§ Data:
----------

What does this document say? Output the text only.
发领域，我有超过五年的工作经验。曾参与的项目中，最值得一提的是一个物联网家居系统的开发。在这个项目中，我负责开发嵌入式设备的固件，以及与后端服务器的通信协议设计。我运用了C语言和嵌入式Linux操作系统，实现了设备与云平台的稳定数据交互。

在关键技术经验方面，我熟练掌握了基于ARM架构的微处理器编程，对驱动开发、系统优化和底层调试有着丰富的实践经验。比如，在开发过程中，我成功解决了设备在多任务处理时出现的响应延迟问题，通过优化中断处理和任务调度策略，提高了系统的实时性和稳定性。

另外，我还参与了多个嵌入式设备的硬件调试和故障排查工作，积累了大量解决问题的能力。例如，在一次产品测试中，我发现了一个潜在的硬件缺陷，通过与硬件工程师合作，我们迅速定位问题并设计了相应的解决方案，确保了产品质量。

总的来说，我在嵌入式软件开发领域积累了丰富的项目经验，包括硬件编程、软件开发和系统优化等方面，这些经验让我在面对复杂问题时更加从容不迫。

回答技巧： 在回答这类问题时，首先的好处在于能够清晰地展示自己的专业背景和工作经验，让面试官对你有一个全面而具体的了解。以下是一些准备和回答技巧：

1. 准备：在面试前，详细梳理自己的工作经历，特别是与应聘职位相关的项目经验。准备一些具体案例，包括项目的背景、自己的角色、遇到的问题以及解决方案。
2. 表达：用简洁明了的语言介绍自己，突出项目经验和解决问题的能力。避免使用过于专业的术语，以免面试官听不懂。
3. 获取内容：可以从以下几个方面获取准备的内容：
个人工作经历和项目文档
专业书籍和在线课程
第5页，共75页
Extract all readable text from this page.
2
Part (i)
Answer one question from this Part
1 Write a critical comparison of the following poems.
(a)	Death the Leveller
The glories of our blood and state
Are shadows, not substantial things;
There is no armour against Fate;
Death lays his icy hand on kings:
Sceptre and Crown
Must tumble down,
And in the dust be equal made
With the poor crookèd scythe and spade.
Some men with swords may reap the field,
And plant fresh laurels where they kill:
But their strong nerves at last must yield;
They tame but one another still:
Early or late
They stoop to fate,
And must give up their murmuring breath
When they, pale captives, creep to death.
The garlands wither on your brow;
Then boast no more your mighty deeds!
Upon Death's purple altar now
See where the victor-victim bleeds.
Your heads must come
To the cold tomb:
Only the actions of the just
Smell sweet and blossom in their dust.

----------

§ What to produce:
Which lines in the records above contain the string "Part"? Copy each one.

§ Result:
Part (i)
Answer one question from this Part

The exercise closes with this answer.